> [Task directions] According to the excerpt about S. 2515, by what kind of vote did the Committee order the bill to be reported favorably to the Senate?

> [Text]

□ □ □

On April 11, 2018, the Committee held a duly called business 
meeting at which S. 2515 was considered. The Committee ordered 
the bill, without amendments, to be reported favorably to the 
Senate by voice vote.

                          OVERVIEW OF THE BILL

    This legislation, S. 2515, would amend the Act to 
streamline the Department of the Interior's process for 
approving self-governance compacts and annual funding 
agreements for Indian programs. The bill would also align the 
process used by the Department of the Interior to be similar to 
the processes used by the IHS. Currently each tribe seeking a 
new compact or renewal of a compact (or annual funding 
agreement) must use two different negotiation processes.
    The bill, S. 2515, contains two titles. The first title 
includes amendments to the self-governance provisions of Title 
IV of the Indian Self-Determination and Education Assistance 
Act of 1975 that would clarify procedures and limit the 
Secretary's ability to delay compacting or release of funding. 
These changes are meant to mirror the provisions that the 
tribes have found beneficial in the IHS compacting process.
    Section 101 of this legislation also makes clear that 
nothing in the bill expands or limits which non-BIA programs 
are eligible for inclusion in self-governance compacts beyond 
those already authorized to be included by current law. The 
section also clarifies that provisions of water settlements and 
their authorizing legislation, state authority to regulate fish 
and wildlife under state law, applicability of federal law 
related to management of fish and wildlife (except for the 
authority described in subparagraph (A) of this Section), and 
any tribal treaty-reserved or other rights are not affected by 
the self-governance amendments.
    While the bill is not expanding the scope of Federal 
programs eligible for inclusion in self-governance agreements, 
current law does provide the Secretary with the discretion to 
include certain non-BIA programs in self-governance agreements 
as negotiated with tribes. These programs include those which 
have a special geographic, historical, or cultural significance 
to a petitioning tribe.

□ □ □

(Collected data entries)
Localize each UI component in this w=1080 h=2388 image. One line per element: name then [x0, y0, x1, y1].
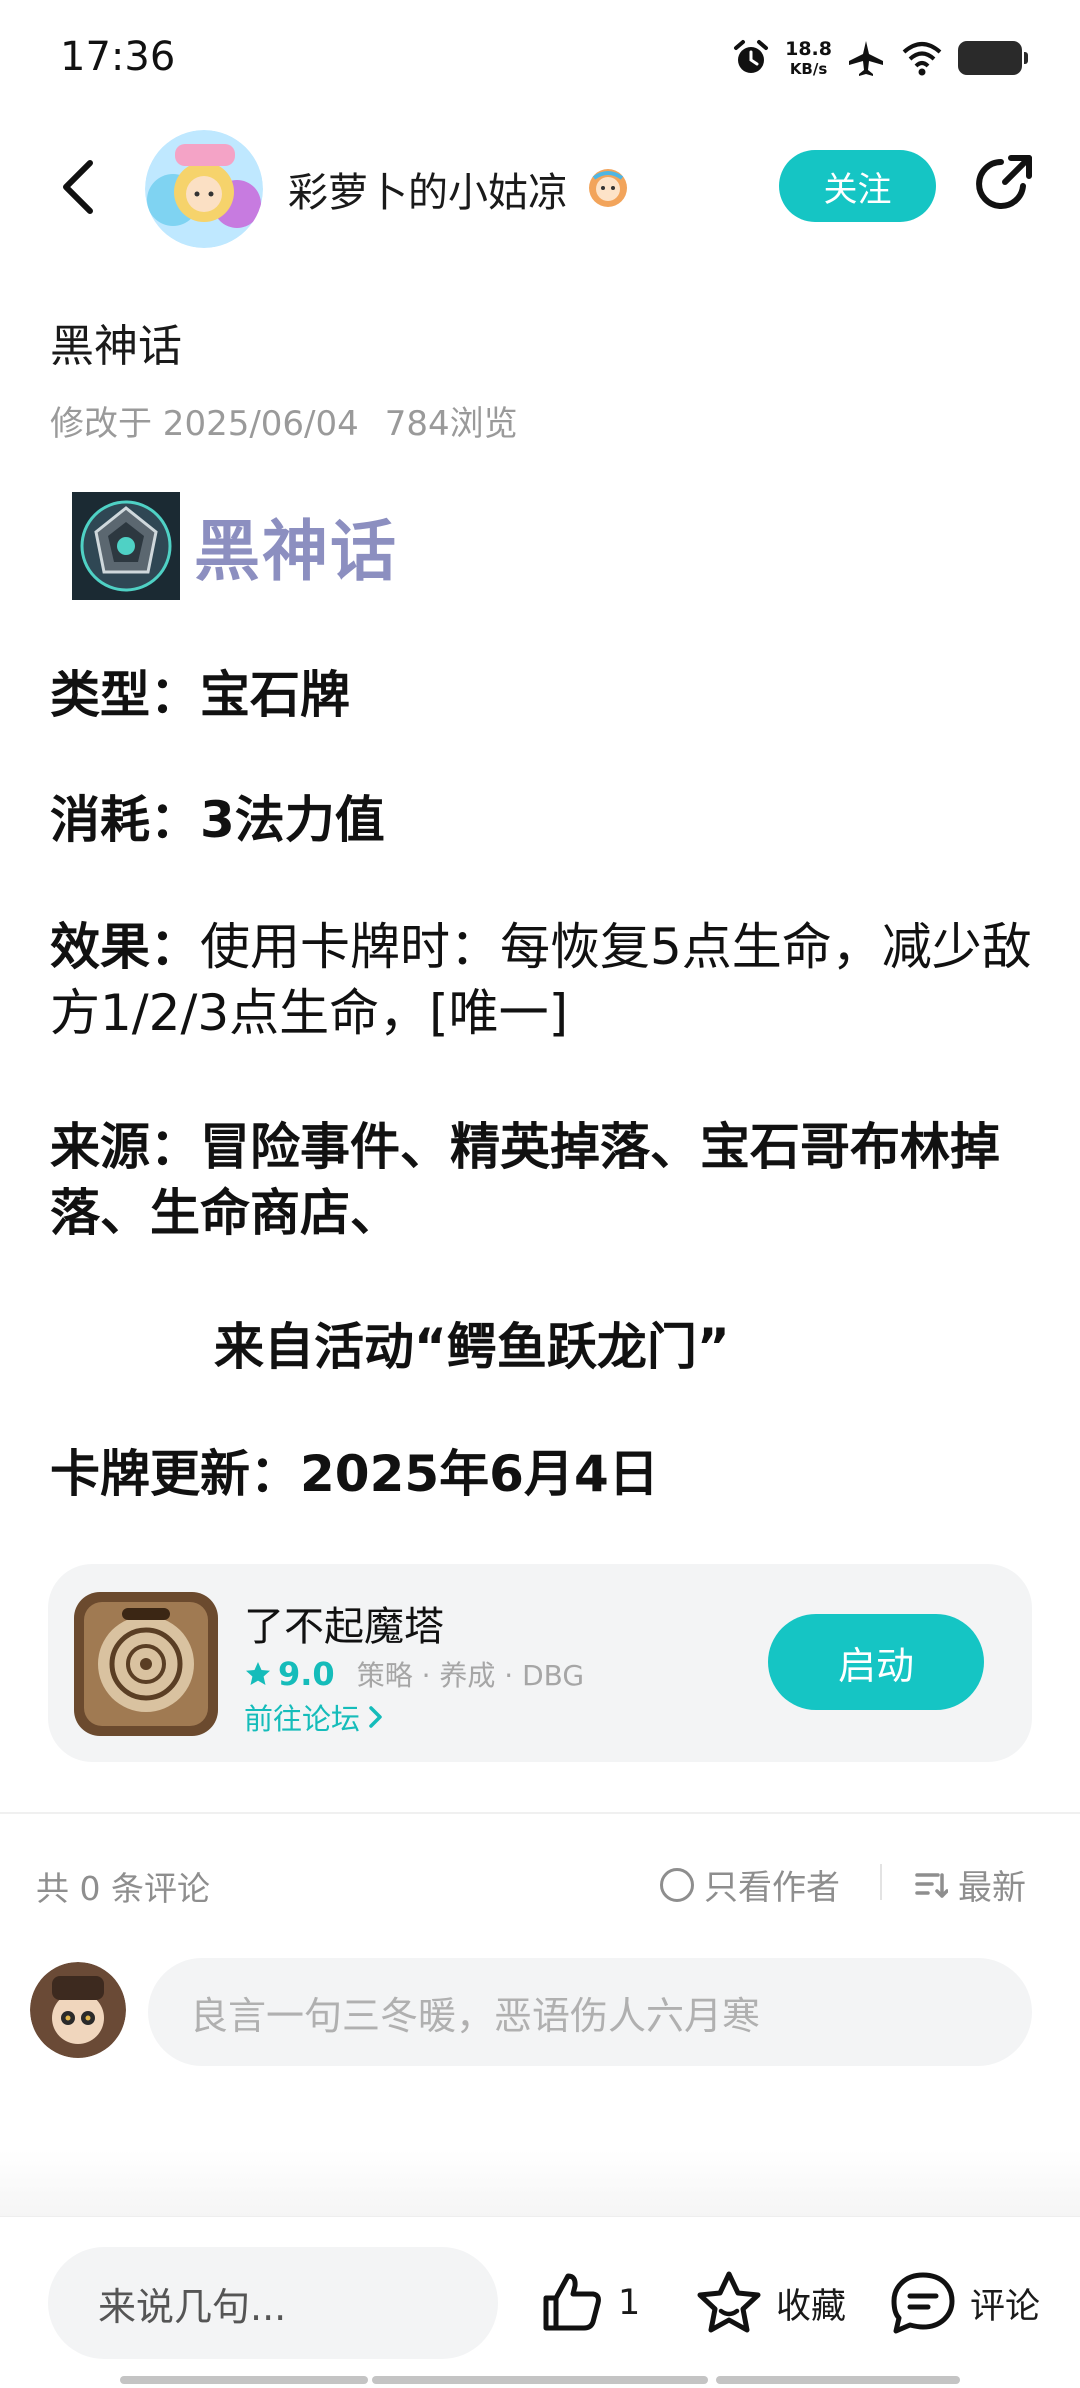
- field-effect: 效果：使用卡牌时：每恢复5点生命，减少敌方1/2/3点生命，[唯一]: [50, 914, 1040, 1046]
- app-rating: 9.0: [278, 1655, 335, 1693]
- comment-label: 评论: [970, 2286, 1041, 2327]
- app-name[interactable]: 了不起魔塔: [244, 1594, 444, 1652]
- like-button[interactable]: 1: [540, 2261, 640, 2345]
- comment-bubble-icon: [891, 2272, 955, 2334]
- chevron-left-icon: [63, 160, 93, 214]
- author-name[interactable]: 彩萝卜的小姑凉: [288, 160, 568, 218]
- battery-icon: [958, 41, 1028, 75]
- status-time: 17:36: [60, 34, 176, 80]
- status-icons: 18.8 KB/s: [731, 36, 1028, 80]
- comment-count: 共 0 条评论: [36, 1869, 210, 1908]
- user-avatar[interactable]: [30, 1962, 126, 2058]
- app-card[interactable]: 了不起魔塔 9.0 策略 · 养成 · DBG 前往论坛 启动: [48, 1564, 1032, 1762]
- card-heading: 黑神话: [72, 492, 398, 600]
- star-icon: [246, 1662, 270, 1685]
- post-header: 彩萝卜的小姑凉 关注: [0, 116, 1080, 256]
- radio-icon: [660, 1867, 694, 1902]
- only-author-toggle[interactable]: 只看作者: [660, 1860, 840, 1909]
- comment-input[interactable]: 良言一句三冬暖，恶语伤人六月寒: [148, 1958, 1032, 2066]
- wifi-icon: [902, 42, 942, 76]
- field-source: 来源：冒险事件、精英掉落、宝石哥布林掉落、生命商店、: [50, 1114, 1040, 1246]
- app-tags: 策略 · 养成 · DBG: [356, 1659, 585, 1692]
- sort-icon: [915, 1872, 948, 1898]
- field-effect-key: 效果：: [50, 918, 200, 976]
- network-speed: 18.8 KB/s: [785, 37, 832, 78]
- launch-button[interactable]: 启动: [768, 1614, 984, 1710]
- content-bottom-fade: [0, 2150, 1080, 2216]
- field-cost-key: 消耗：: [50, 791, 200, 849]
- field-source-key: 来源：: [50, 1118, 200, 1176]
- only-author-label: 只看作者: [704, 1868, 840, 1908]
- card-art-icon: [72, 492, 180, 600]
- author-badge-icon: [589, 169, 627, 207]
- airplane-icon: [849, 41, 883, 76]
- like-count: 1: [618, 2283, 641, 2323]
- favorite-button[interactable]: 收藏: [694, 2261, 846, 2345]
- back-button[interactable]: [48, 152, 108, 222]
- section-divider: [0, 1812, 1080, 1814]
- chevron-right-icon: [369, 1706, 382, 1728]
- bottom-action-bar: 来说几句... 1 收藏 评论: [0, 2216, 1080, 2388]
- sort-label: 最新: [958, 1868, 1026, 1908]
- share-button[interactable]: [968, 148, 1038, 220]
- sort-button[interactable]: 最新: [914, 1860, 1026, 1909]
- gesture-bar-segment: [716, 2376, 960, 2384]
- forum-link-label: 前往论坛: [244, 1702, 361, 1736]
- field-type-value: 宝石牌: [200, 666, 350, 724]
- share-icon: [976, 155, 1032, 209]
- field-source-extra: 来自活动“鳄鱼跃龙门”: [214, 1318, 730, 1376]
- field-update-key: 卡牌更新：: [50, 1445, 300, 1503]
- star-outline-icon: [697, 2271, 761, 2333]
- reply-input[interactable]: 来说几句...: [48, 2247, 498, 2359]
- gesture-bar-segment: [372, 2376, 708, 2384]
- forum-link[interactable]: 前往论坛: [244, 1696, 384, 1738]
- field-update-value: 2025年6月4日: [300, 1445, 659, 1503]
- field-cost-value: 3法力值: [200, 791, 385, 849]
- network-speed-unit: KB/s: [789, 59, 828, 78]
- field-update: 卡牌更新：2025年6月4日: [50, 1441, 1040, 1507]
- field-type-key: 类型：: [50, 666, 200, 724]
- status-bar: 17:36 18.8 KB/s: [0, 0, 1080, 116]
- alarm-icon: [734, 40, 769, 73]
- field-cost: 消耗：3法力值: [50, 787, 1040, 853]
- card-name: 黑神话: [194, 513, 398, 590]
- field-type: 类型：宝石牌: [50, 662, 1040, 728]
- gesture-bar-segment: [120, 2376, 368, 2384]
- comment-bar-separator: [880, 1864, 882, 1900]
- comment-button[interactable]: 评论: [888, 2261, 1040, 2345]
- modified-date: 修改于 2025/06/04: [50, 404, 359, 444]
- author-avatar[interactable]: [145, 130, 263, 248]
- app-icon[interactable]: [74, 1592, 218, 1736]
- thumbs-up-icon: [543, 2273, 601, 2331]
- view-count: 784浏览: [384, 404, 518, 444]
- post-meta: 修改于 2025/06/04 784浏览: [50, 396, 518, 445]
- post-title: 黑神话: [50, 321, 182, 372]
- follow-button[interactable]: 关注: [779, 150, 936, 222]
- network-speed-value: 18.8: [785, 37, 832, 60]
- app-rating-row: 9.0 策略 · 养成 · DBG: [244, 1654, 584, 1694]
- favorite-label: 收藏: [776, 2286, 847, 2327]
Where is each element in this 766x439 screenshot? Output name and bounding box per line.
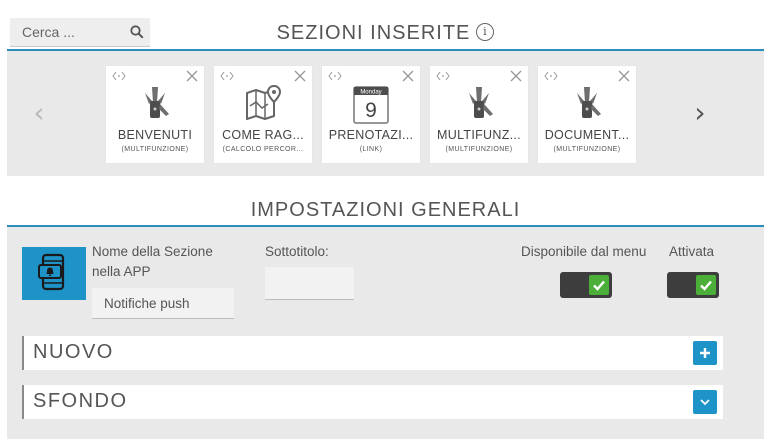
close-icon[interactable] (294, 70, 306, 82)
close-icon[interactable] (186, 70, 198, 82)
card-title: MULTIFUNZ... (437, 128, 521, 142)
general-settings-header: IMPOSTAZIONI GENERALI (7, 191, 764, 225)
chevron-down-icon[interactable] (693, 390, 717, 414)
swiss-knife-icon (469, 87, 493, 118)
info-icon[interactable]: i (476, 22, 495, 41)
card-subtitle: (MULTIFUNZIONE) (445, 146, 513, 153)
inserted-sections-title-text: SEZIONI INSERITE (276, 22, 471, 44)
close-icon[interactable] (402, 70, 414, 82)
general-settings-body: Nome della Sezione nella APP Sottotitolo… (7, 227, 764, 439)
menu-available-label: Disponibile dal menu (521, 244, 647, 259)
check-icon (593, 280, 605, 291)
card-title: DOCUMENT... (544, 128, 630, 142)
close-icon[interactable] (618, 70, 630, 82)
section-name-input[interactable] (92, 288, 234, 319)
inserted-sections-title: SEZIONI INSERITE i (7, 22, 764, 45)
map-icon (246, 84, 282, 120)
accordion-nuovo[interactable]: NUOVO (22, 336, 723, 370)
calendar-icon: Monday 9 (353, 86, 389, 124)
section-card-benvenuti[interactable]: BENVENUTI (MULTIFUNZIONE) (106, 66, 204, 163)
toggle-knob (589, 275, 609, 295)
check-icon (700, 280, 712, 291)
active-label: Attivata (669, 244, 715, 259)
carousel-next-icon[interactable]: › (690, 99, 710, 127)
carousel-prev-icon[interactable]: ‹ (29, 99, 49, 127)
move-icon[interactable] (112, 71, 126, 81)
toggle-knob (696, 275, 716, 295)
card-subtitle: (MULTIFUNZIONE) (121, 146, 189, 153)
section-card-come-raggiungerci[interactable]: COME RAG... (CALCOLO PERCOR... (214, 66, 312, 163)
move-icon[interactable] (220, 71, 234, 81)
card-subtitle: (CALCOLO PERCOR... (222, 146, 304, 153)
general-settings-title: IMPOSTAZIONI GENERALI (250, 199, 521, 221)
phone-notification-icon (38, 253, 65, 291)
inserted-sections-panel: SEZIONI INSERITE i ‹ BENVENUTI (MULTIFUNZ… (7, 14, 764, 176)
card-subtitle: (MULTIFUNZIONE) (553, 146, 621, 153)
section-card-multifunzione[interactable]: MULTIFUNZ... (MULTIFUNZIONE) (430, 66, 528, 163)
move-icon[interactable] (436, 71, 450, 81)
card-title: BENVENUTI (117, 128, 193, 142)
card-title: COME RAG... (222, 128, 304, 142)
accordion-sfondo[interactable]: SFONDO (22, 385, 723, 419)
menu-available-toggle[interactable] (560, 272, 612, 298)
card-subtitle: (LINK) (359, 146, 383, 153)
general-settings-panel: IMPOSTAZIONI GENERALI Nome della Sezione… (7, 191, 764, 439)
section-icon-picker[interactable] (22, 247, 86, 300)
move-icon[interactable] (544, 71, 558, 81)
accordion-sfondo-label: SFONDO (33, 390, 128, 412)
plus-icon[interactable] (693, 341, 717, 365)
card-title: PRENOTAZI... (328, 128, 414, 142)
move-icon[interactable] (328, 71, 342, 81)
section-card-documenti[interactable]: DOCUMENT... (MULTIFUNZIONE) (538, 66, 636, 163)
close-icon[interactable] (510, 70, 522, 82)
calendar-day-text: 9 (365, 99, 377, 122)
swiss-knife-icon (145, 87, 169, 118)
swiss-knife-icon (577, 87, 601, 118)
calendar-month-text: Monday (360, 89, 381, 95)
section-card-prenotazioni[interactable]: Monday 9 PRENOTAZI... (LINK) (322, 66, 420, 163)
sections-carousel: ‹ BENVENUTI (MULTIFUNZIONE) COME RAG... … (7, 51, 764, 176)
section-name-label: Nome della Sezione nella APP (92, 244, 213, 279)
subtitle-input[interactable] (265, 267, 354, 300)
accordion-nuovo-label: NUOVO (33, 341, 114, 363)
active-toggle[interactable] (667, 272, 719, 298)
subtitle-label: Sottotitolo: (265, 244, 329, 259)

□ □ □

> [Written response] By voice vote.